EXERCISE DESCRIPTION:
Repeat the material exactly as it appears.

PROVIDED DATA:
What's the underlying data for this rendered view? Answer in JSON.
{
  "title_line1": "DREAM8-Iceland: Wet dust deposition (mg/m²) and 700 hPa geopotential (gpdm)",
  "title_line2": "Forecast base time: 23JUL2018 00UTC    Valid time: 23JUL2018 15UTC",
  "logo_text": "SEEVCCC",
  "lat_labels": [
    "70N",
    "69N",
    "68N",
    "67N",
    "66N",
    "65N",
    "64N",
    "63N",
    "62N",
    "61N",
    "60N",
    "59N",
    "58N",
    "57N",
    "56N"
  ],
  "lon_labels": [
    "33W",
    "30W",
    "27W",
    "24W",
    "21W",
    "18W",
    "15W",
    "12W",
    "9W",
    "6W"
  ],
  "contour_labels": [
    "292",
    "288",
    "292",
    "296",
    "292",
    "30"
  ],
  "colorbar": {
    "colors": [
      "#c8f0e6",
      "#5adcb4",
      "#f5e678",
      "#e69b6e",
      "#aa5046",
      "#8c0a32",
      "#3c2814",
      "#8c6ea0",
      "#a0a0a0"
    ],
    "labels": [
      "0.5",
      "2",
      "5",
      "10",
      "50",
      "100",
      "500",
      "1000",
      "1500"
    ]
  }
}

SOLUTION TO THIS TASK:
What's the underlying data for this rendered view? Answer in JSON.
{
  "title_line1": "DREAM8-Iceland: Wet dust deposition (mg/m²) and 700 hPa geopotential (gpdm)",
  "title_line2": "Forecast base time: 23JUL2018 00UTC    Valid time: 23JUL2018 15UTC",
  "logo_text": "SEEVCCC",
  "lat_labels": [
    "70N",
    "69N",
    "68N",
    "67N",
    "66N",
    "65N",
    "64N",
    "63N",
    "62N",
    "61N",
    "60N",
    "59N",
    "58N",
    "57N",
    "56N"
  ],
  "lon_labels": [
    "33W",
    "30W",
    "27W",
    "24W",
    "21W",
    "18W",
    "15W",
    "12W",
    "9W",
    "6W"
  ],
  "contour_labels": [
    "292",
    "288",
    "292",
    "296",
    "292",
    "30"
  ],
  "colorbar": {
    "colors": [
      "#c8f0e6",
      "#5adcb4",
      "#f5e678",
      "#e69b6e",
      "#aa5046",
      "#8c0a32",
      "#3c2814",
      "#8c6ea0",
      "#a0a0a0"
    ],
    "labels": [
      "0.5",
      "2",
      "5",
      "10",
      "50",
      "100",
      "500",
      "1000",
      "1500"
    ]
  }
}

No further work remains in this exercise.